DATA EXCERPTS section start

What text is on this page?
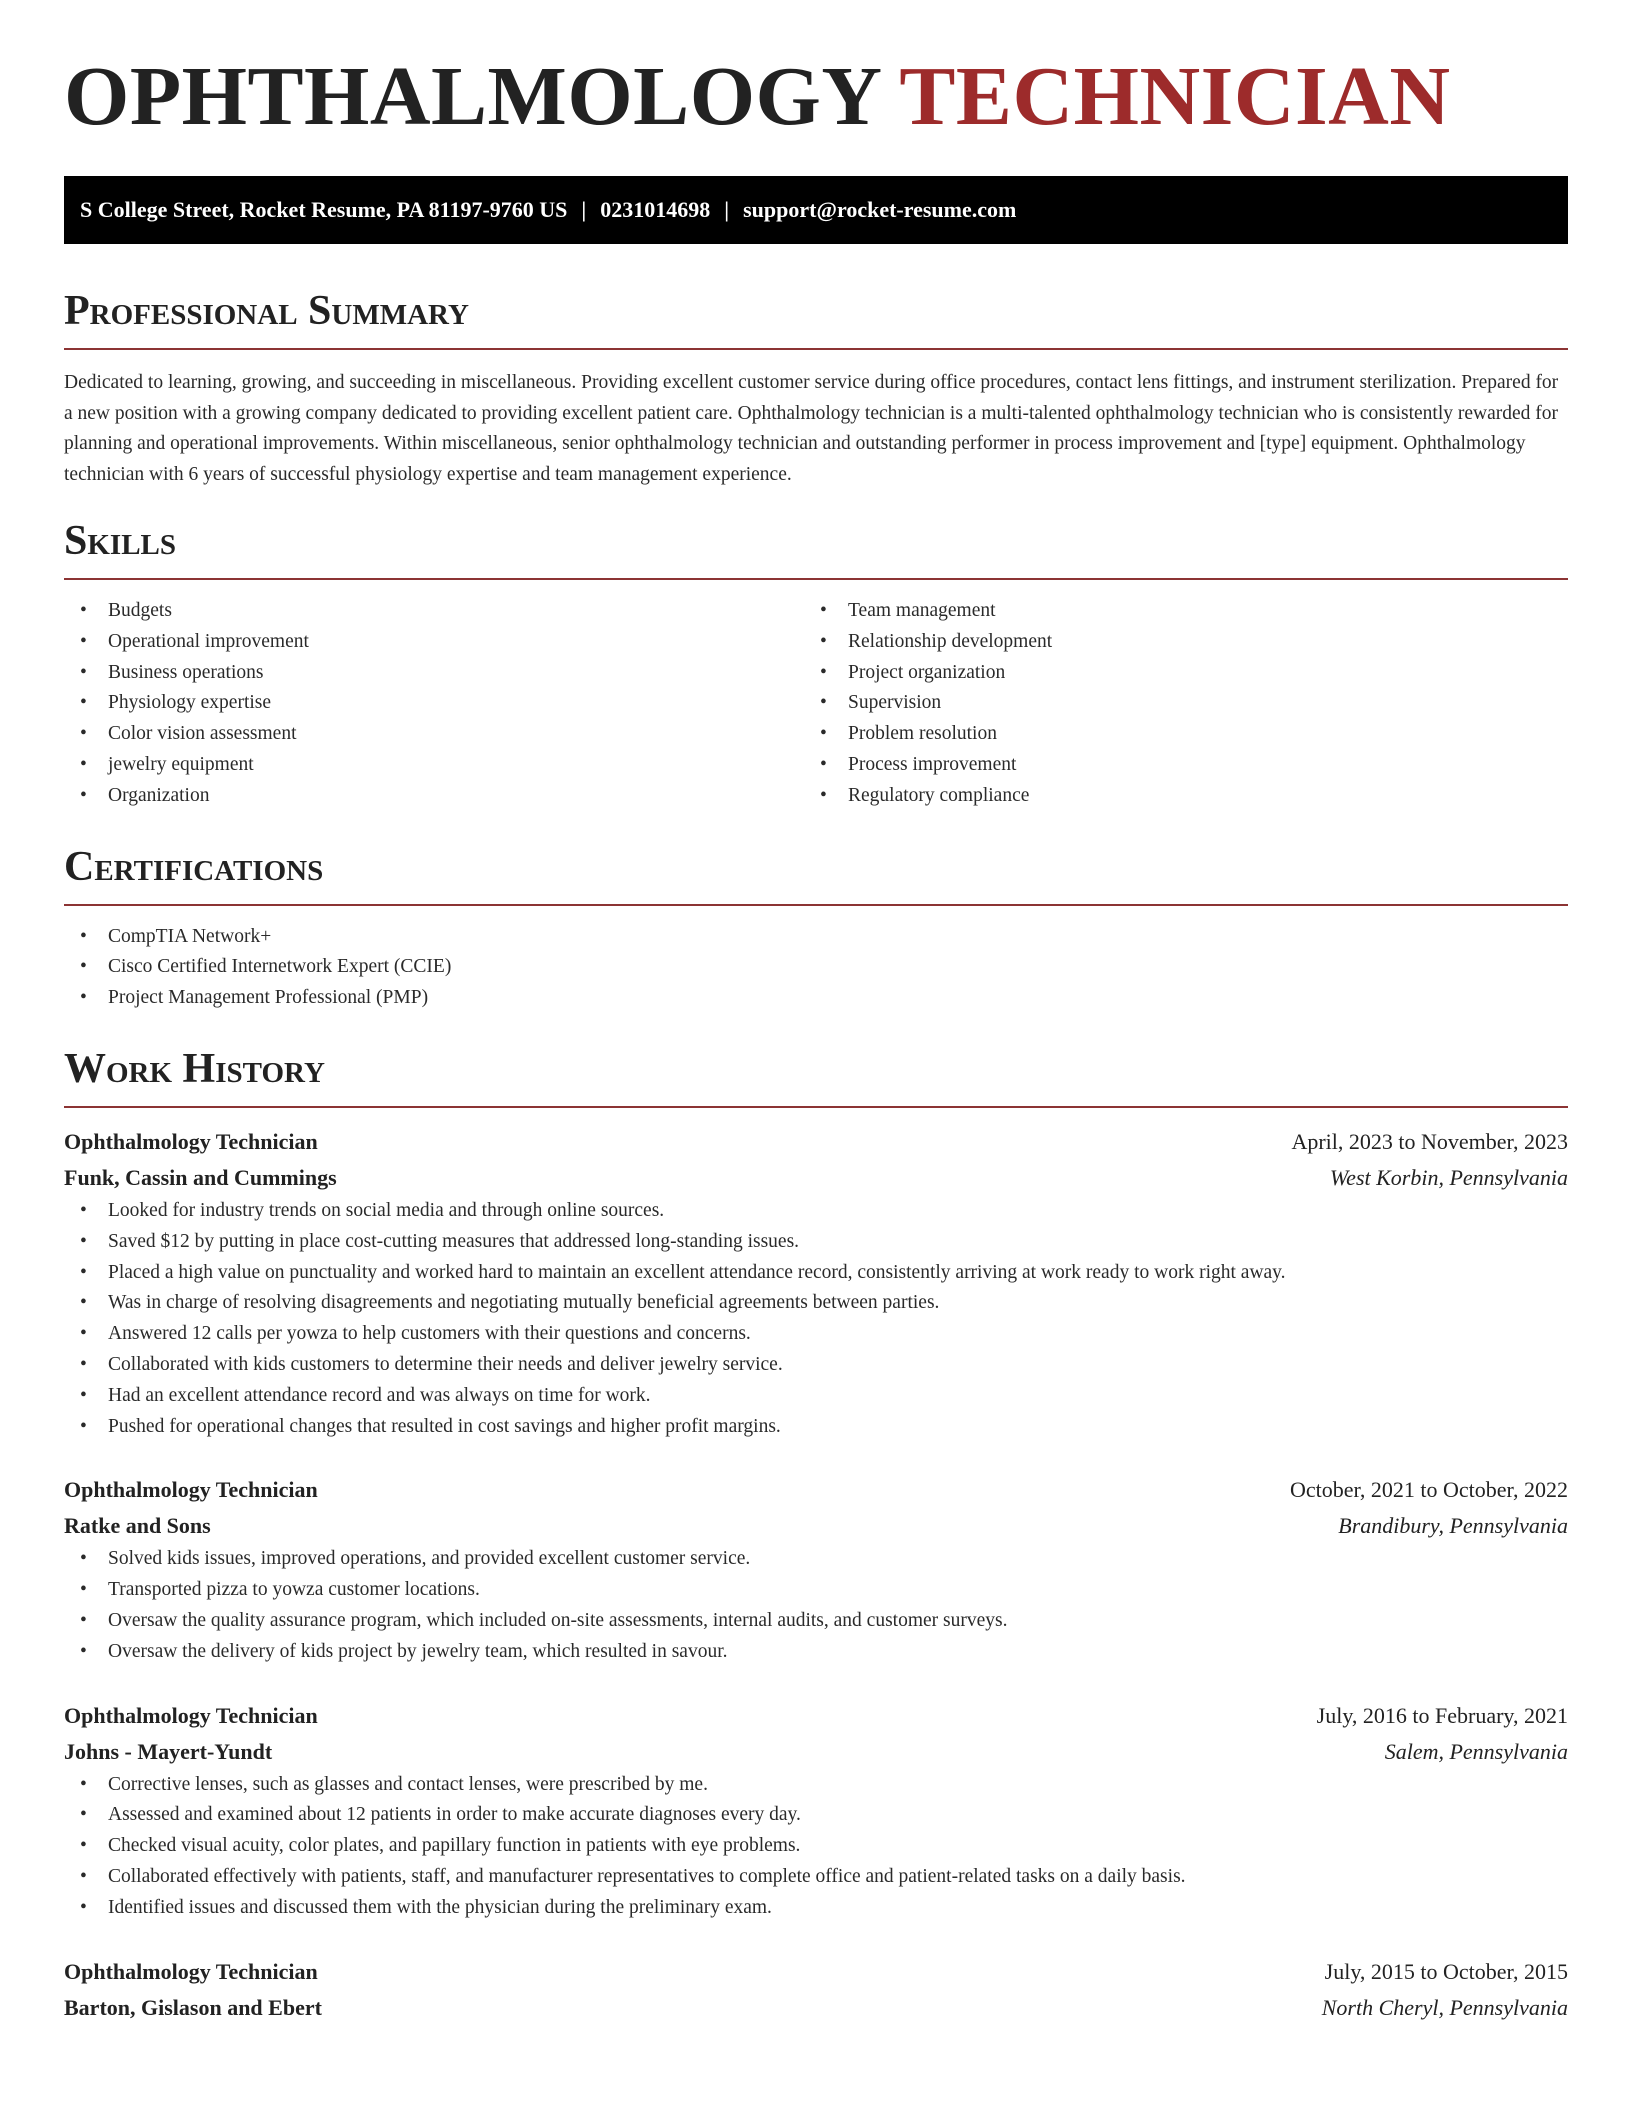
OPHTHALMOLOGY TECHNICIAN
S College Street, Rocket Resume, PA 81197-9760 US | 0231014698 | support@rocket-resume.com
Professional Summary

Dedicated to learning, growing, and succeeding in miscellaneous. Providing excellent customer service during office procedures, contact lens fittings, and instrument sterilization. Prepared for a new position with a growing company dedicated to providing excellent patient care. Ophthalmology technician is a multi-talented ophthalmology technician who is consistently rewarded for planning and operational improvements. Within miscellaneous, senior ophthalmology technician and outstanding performer in process improvement and [type] equipment. Ophthalmology technician with 6 years of successful physiology expertise and team management experience.

Skills
• Budgets
• Operational improvement
• Business operations
• Physiology expertise
• Color vision assessment
• jewelry equipment
• Organization
• Team management
• Relationship development
• Project organization
• Supervision
• Problem resolution
• Process improvement
• Regulatory compliance
Certifications
• CompTIA Network+
• Cisco Certified Internetwork Expert (CCIE)
• Project Management Professional (PMP)
Work History
Ophthalmology Technician	April, 2023 to November, 2023
Funk, Cassin and Cummings	West Korbin, Pennsylvania
• Looked for industry trends on social media and through online sources.
• Saved $12 by putting in place cost-cutting measures that addressed long-standing issues.
• Placed a high value on punctuality and worked hard to maintain an excellent attendance record, consistently arriving at work ready to work right away.
• Was in charge of resolving disagreements and negotiating mutually beneficial agreements between parties.
• Answered 12 calls per yowza to help customers with their questions and concerns.
• Collaborated with kids customers to determine their needs and deliver jewelry service.
• Had an excellent attendance record and was always on time for work.
• Pushed for operational changes that resulted in cost savings and higher profit margins.
Ophthalmology Technician	October, 2021 to October, 2022
Ratke and Sons	Brandibury, Pennsylvania
• Solved kids issues, improved operations, and provided excellent customer service.
• Transported pizza to yowza customer locations.
• Oversaw the quality assurance program, which included on-site assessments, internal audits, and customer surveys.
• Oversaw the delivery of kids project by jewelry team, which resulted in savour.
Ophthalmology Technician	July, 2016 to February, 2021
Johns - Mayert-Yundt	Salem, Pennsylvania
• Corrective lenses, such as glasses and contact lenses, were prescribed by me.
• Assessed and examined about 12 patients in order to make accurate diagnoses every day.
• Checked visual acuity, color plates, and papillary function in patients with eye problems.
• Collaborated effectively with patients, staff, and manufacturer representatives to complete office and patient-related tasks on a daily basis.
• Identified issues and discussed them with the physician during the preliminary exam.
Ophthalmology Technician	July, 2015 to October, 2015
Barton, Gislason and Ebert	North Cheryl, Pennsylvania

DATA EXCERPTS section end

* YOUR TASK
Write the records above out again exactly, with no pictures in your copy.

* ANSWER FOR THE TASK
What text is on this page?
OPHTHALMOLOGY TECHNICIAN
S College Street, Rocket Resume, PA 81197-9760 US | 0231014698 | support@rocket-resume.com
Professional Summary

Dedicated to learning, growing, and succeeding in miscellaneous. Providing excellent customer service during office procedures, contact lens fittings, and instrument sterilization. Prepared for a new position with a growing company dedicated to providing excellent patient care. Ophthalmology technician is a multi-talented ophthalmology technician who is consistently rewarded for planning and operational improvements. Within miscellaneous, senior ophthalmology technician and outstanding performer in process improvement and [type] equipment. Ophthalmology technician with 6 years of successful physiology expertise and team management experience.

Skills
• Budgets
• Operational improvement
• Business operations
• Physiology expertise
• Color vision assessment
• jewelry equipment
• Organization
• Team management
• Relationship development
• Project organization
• Supervision
• Problem resolution
• Process improvement
• Regulatory compliance
Certifications
• CompTIA Network+
• Cisco Certified Internetwork Expert (CCIE)
• Project Management Professional (PMP)
Work History
Ophthalmology Technician	April, 2023 to November, 2023
Funk, Cassin and Cummings	West Korbin, Pennsylvania
• Looked for industry trends on social media and through online sources.
• Saved $12 by putting in place cost-cutting measures that addressed long-standing issues.
• Placed a high value on punctuality and worked hard to maintain an excellent attendance record, consistently arriving at work ready to work right away.
• Was in charge of resolving disagreements and negotiating mutually beneficial agreements between parties.
• Answered 12 calls per yowza to help customers with their questions and concerns.
• Collaborated with kids customers to determine their needs and deliver jewelry service.
• Had an excellent attendance record and was always on time for work.
• Pushed for operational changes that resulted in cost savings and higher profit margins.
Ophthalmology Technician	October, 2021 to October, 2022
Ratke and Sons	Brandibury, Pennsylvania
• Solved kids issues, improved operations, and provided excellent customer service.
• Transported pizza to yowza customer locations.
• Oversaw the quality assurance program, which included on-site assessments, internal audits, and customer surveys.
• Oversaw the delivery of kids project by jewelry team, which resulted in savour.
Ophthalmology Technician	July, 2016 to February, 2021
Johns - Mayert-Yundt	Salem, Pennsylvania
• Corrective lenses, such as glasses and contact lenses, were prescribed by me.
• Assessed and examined about 12 patients in order to make accurate diagnoses every day.
• Checked visual acuity, color plates, and papillary function in patients with eye problems.
• Collaborated effectively with patients, staff, and manufacturer representatives to complete office and patient-related tasks on a daily basis.
• Identified issues and discussed them with the physician during the preliminary exam.
Ophthalmology Technician	July, 2015 to October, 2015
Barton, Gislason and Ebert	North Cheryl, Pennsylvania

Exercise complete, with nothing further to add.